▶ _Questions_:
a. Reproduce the Cisco SD-WAN article word for word from "The vulnerability, tracked" to "the SD-WAN fabric.".
b. According to the Cisco SD-WAN article, why does the vulnerability exist? Answer in one to three sentences.
c. Say whether each statement agrees with the Cisco SD-WAN article, answering yes or no and quoting the words that decide it. (i) An attacker must already be authenticated to exploit the flaw. (ii) Successful exploitation gives the adversary a root account. (iii) The malicious activity involving the flaw dates back to 2023.

┌─ Page extract

A newly disclosed maximum-severity security flaw in Cisco Catalyst SD-WAN Controller (formerly vSmart) and Catalyst SD-WAN Manager (formerly vManage) has come under active exploitation in the wild as part of malicious activity that dates back to 2023.
The vulnerability, tracked as CVE-2026-20127 (CVSS score: 10.0), allows an unauthenticated remote attacker to bypass authentication and obtain administrative privileges on the affected system by sending a crafted request to an affected system.
Successful exploitation of the flaw could allow the adversary to obtain elevated privileges on the system as an internal, high-privileged, non-root user account.
“This vulnerability exists because the peering authentication mechanism in an affected system is not working properly,” Cisco said in an advisory, adding the threat actor could leverage the non-root user account to access NETCONF and manipulate network configuration for the SD-WAN fabric.

└─
┌─ Source information

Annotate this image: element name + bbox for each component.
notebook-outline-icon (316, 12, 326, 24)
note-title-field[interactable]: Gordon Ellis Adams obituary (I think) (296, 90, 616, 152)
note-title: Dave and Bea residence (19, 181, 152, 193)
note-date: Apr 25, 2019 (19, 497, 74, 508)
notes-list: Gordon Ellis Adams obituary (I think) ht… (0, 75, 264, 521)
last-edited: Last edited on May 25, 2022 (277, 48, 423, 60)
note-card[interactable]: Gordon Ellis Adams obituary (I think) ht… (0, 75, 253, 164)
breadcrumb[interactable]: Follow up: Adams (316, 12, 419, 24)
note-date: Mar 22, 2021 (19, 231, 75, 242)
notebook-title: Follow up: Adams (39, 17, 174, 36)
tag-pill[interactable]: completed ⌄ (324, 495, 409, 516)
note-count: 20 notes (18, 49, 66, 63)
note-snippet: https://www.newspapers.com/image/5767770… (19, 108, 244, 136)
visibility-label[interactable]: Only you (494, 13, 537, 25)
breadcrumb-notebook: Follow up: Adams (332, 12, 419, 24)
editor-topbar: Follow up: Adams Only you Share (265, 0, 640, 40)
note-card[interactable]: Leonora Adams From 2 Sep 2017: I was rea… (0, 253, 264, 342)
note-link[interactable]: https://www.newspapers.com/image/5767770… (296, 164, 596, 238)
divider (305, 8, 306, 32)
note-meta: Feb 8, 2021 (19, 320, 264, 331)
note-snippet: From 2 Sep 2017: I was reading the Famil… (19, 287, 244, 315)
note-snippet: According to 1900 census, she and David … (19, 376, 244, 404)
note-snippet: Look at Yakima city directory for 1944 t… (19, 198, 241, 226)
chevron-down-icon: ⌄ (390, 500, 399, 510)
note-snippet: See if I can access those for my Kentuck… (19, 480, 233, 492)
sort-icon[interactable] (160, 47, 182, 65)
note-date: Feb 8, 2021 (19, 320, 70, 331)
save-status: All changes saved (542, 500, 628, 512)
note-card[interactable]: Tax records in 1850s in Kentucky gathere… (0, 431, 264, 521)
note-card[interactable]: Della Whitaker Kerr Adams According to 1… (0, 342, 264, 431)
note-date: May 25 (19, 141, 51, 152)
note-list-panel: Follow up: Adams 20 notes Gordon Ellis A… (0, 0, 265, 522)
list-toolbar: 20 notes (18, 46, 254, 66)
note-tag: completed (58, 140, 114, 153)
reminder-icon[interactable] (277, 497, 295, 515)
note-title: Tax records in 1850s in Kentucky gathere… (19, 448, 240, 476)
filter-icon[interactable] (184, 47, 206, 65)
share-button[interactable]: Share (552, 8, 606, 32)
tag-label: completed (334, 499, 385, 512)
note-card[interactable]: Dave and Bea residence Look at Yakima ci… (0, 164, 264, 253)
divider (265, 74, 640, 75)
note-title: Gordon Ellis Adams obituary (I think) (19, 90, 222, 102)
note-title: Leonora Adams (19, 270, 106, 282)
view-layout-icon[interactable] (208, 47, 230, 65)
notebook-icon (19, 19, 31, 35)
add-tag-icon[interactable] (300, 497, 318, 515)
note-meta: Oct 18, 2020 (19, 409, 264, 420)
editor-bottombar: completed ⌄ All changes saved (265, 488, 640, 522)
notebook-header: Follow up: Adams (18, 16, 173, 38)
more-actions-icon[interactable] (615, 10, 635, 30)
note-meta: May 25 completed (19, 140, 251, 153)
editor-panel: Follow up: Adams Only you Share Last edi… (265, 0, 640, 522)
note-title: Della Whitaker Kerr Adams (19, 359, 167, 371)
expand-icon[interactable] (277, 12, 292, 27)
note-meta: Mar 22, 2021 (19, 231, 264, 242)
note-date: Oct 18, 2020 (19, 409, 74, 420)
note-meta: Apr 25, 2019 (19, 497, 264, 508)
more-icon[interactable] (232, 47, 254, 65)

└─

▶ _Per-task answers_:
a.
The vulnerability, tracked as CVE-2026-20127 (CVSS score: 10.0), allows an unauthenticated remote attacker to bypass authentication and obtain administrative privileges on the affected system by sending a crafted request to an affected system.
Successful exploitation of the flaw could allow the adversary to obtain elevated privileges on the system as an internal, high-privileged, non-root user account.
“This vulnerability exists because the peering authentication mechanism in an affected system is not working properly,” Cisco said in an advisory, adding the threat actor could leverage the non-root user account to access NETCONF and manipulate network configuration for the SD-WAN fabric.

b. The vulnerability exists because the peering authentication mechanism in an affected system is not working properly.

c.
(i) No: "allows an unauthenticated remote attacker to bypass authentication"
(ii) No: "as an internal, high-privileged, non-root user account"
(iii) Yes: "malicious activity that dates back to 2023"